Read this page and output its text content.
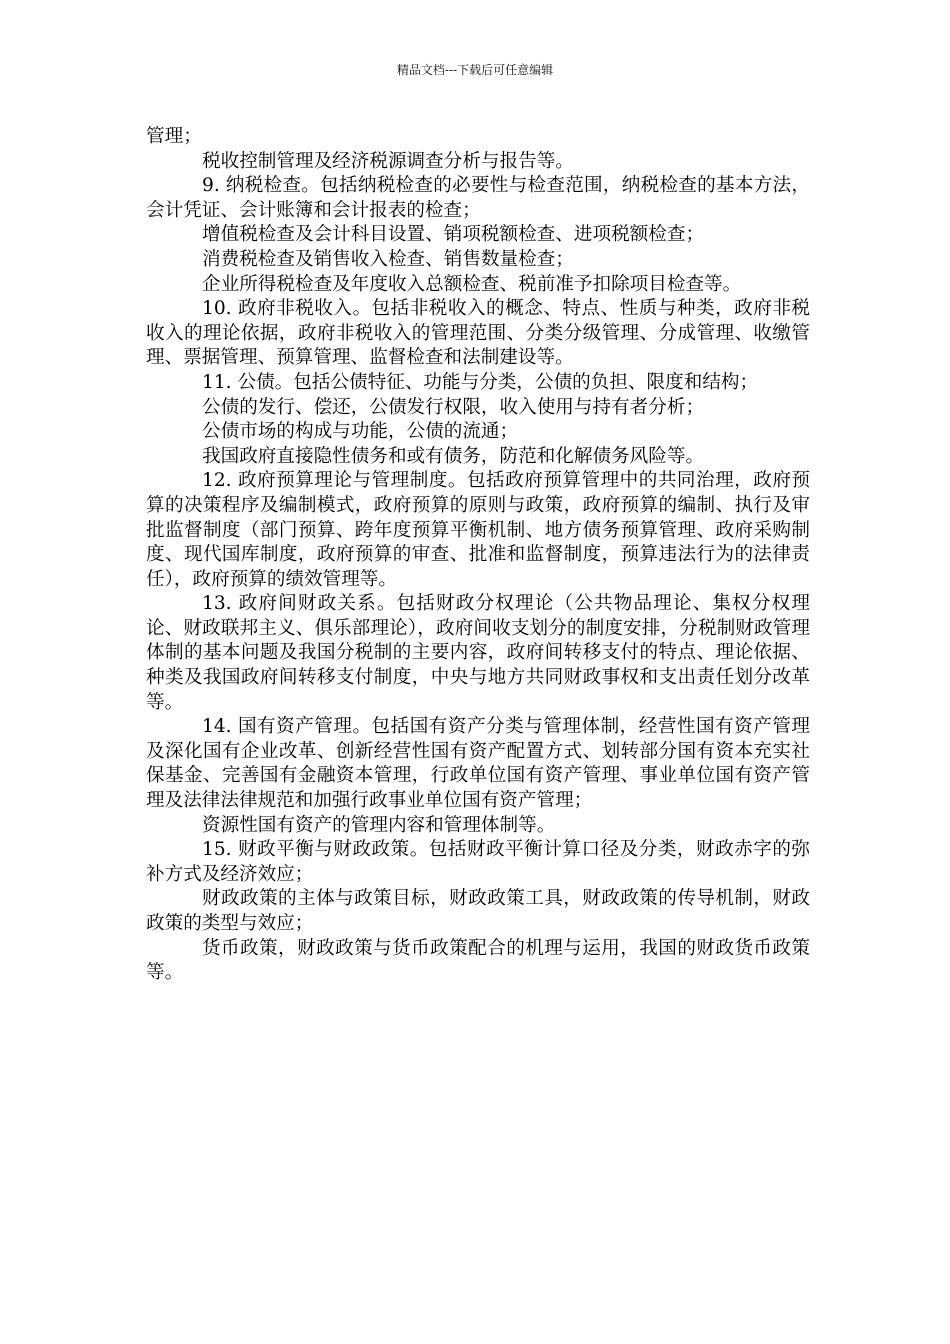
精品文档---下载后可任意编辑

管理；

税收控制管理及经济税源调查分析与报告等。

9. 纳税检查。包括纳税检查的必要性与检查范围，纳税检查的基本方法，会计凭证、会计账簿和会计报表的检查；

增值税检查及会计科目设置、销项税额检查、进项税额检查；

消费税检查及销售收入检查、销售数量检查；

企业所得税检查及年度收入总额检查、税前准予扣除项目检查等。

10. 政府非税收入。包括非税收入的概念、特点、性质与种类，政府非税收入的理论依据，政府非税收入的管理范围、分类分级管理、分成管理、收缴管理、票据管理、预算管理、监督检查和法制建设等。

11. 公债。包括公债特征、功能与分类，公债的负担、限度和结构；

公债的发行、偿还，公债发行权限，收入使用与持有者分析；

公债市场的构成与功能，公债的流通；

我国政府直接隐性债务和或有债务，防范和化解债务风险等。

12. 政府预算理论与管理制度。包括政府预算管理中的共同治理，政府预算的决策程序及编制模式，政府预算的原则与政策，政府预算的编制、执行及审批监督制度（部门预算、跨年度预算平衡机制、地方债务预算管理、政府采购制度、现代国库制度，政府预算的审查、批准和监督制度，预算违法行为的法律责任），政府预算的绩效管理等。

13. 政府间财政关系。包括财政分权理论（公共物品理论、集权分权理论、财政联邦主义、俱乐部理论），政府间收支划分的制度安排，分税制财政管理体制的基本问题及我国分税制的主要内容，政府间转移支付的特点、理论依据、种类及我国政府间转移支付制度，中央与地方共同财政事权和支出责任划分改革等。

14. 国有资产管理。包括国有资产分类与管理体制，经营性国有资产管理及深化国有企业改革、创新经营性国有资产配置方式、划转部分国有资本充实社保基金、完善国有金融资本管理，行政单位国有资产管理、事业单位国有资产管理及法律法律规范和加强行政事业单位国有资产管理；

资源性国有资产的管理内容和管理体制等。

15. 财政平衡与财政政策。包括财政平衡计算口径及分类，财政赤字的弥补方式及经济效应；

财政政策的主体与政策目标，财政政策工具，财政政策的传导机制，财政政策的类型与效应；

货币政策，财政政策与货币政策配合的机理与运用，我国的财政货币政策等。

+===+

_Directive_: Reproduce the listing above exactly, excluding all pictures.

_The completed task_:
Read this page and output its text content.
精品文档---下载后可任意编辑

管理；

税收控制管理及经济税源调查分析与报告等。

9. 纳税检查。包括纳税检查的必要性与检查范围，纳税检查的基本方法，会计凭证、会计账簿和会计报表的检查；

增值税检查及会计科目设置、销项税额检查、进项税额检查；

消费税检查及销售收入检查、销售数量检查；

企业所得税检查及年度收入总额检查、税前准予扣除项目检查等。

10. 政府非税收入。包括非税收入的概念、特点、性质与种类，政府非税收入的理论依据，政府非税收入的管理范围、分类分级管理、分成管理、收缴管理、票据管理、预算管理、监督检查和法制建设等。

11. 公债。包括公债特征、功能与分类，公债的负担、限度和结构；

公债的发行、偿还，公债发行权限，收入使用与持有者分析；

公债市场的构成与功能，公债的流通；

我国政府直接隐性债务和或有债务，防范和化解债务风险等。

12. 政府预算理论与管理制度。包括政府预算管理中的共同治理，政府预算的决策程序及编制模式，政府预算的原则与政策，政府预算的编制、执行及审批监督制度（部门预算、跨年度预算平衡机制、地方债务预算管理、政府采购制度、现代国库制度，政府预算的审查、批准和监督制度，预算违法行为的法律责任），政府预算的绩效管理等。

13. 政府间财政关系。包括财政分权理论（公共物品理论、集权分权理论、财政联邦主义、俱乐部理论），政府间收支划分的制度安排，分税制财政管理体制的基本问题及我国分税制的主要内容，政府间转移支付的特点、理论依据、种类及我国政府间转移支付制度，中央与地方共同财政事权和支出责任划分改革等。

14. 国有资产管理。包括国有资产分类与管理体制，经营性国有资产管理及深化国有企业改革、创新经营性国有资产配置方式、划转部分国有资本充实社保基金、完善国有金融资本管理，行政单位国有资产管理、事业单位国有资产管理及法律法律规范和加强行政事业单位国有资产管理；

资源性国有资产的管理内容和管理体制等。

15. 财政平衡与财政政策。包括财政平衡计算口径及分类，财政赤字的弥补方式及经济效应；

财政政策的主体与政策目标，财政政策工具，财政政策的传导机制，财政政策的类型与效应；

货币政策，财政政策与货币政策配合的机理与运用，我国的财政货币政策等。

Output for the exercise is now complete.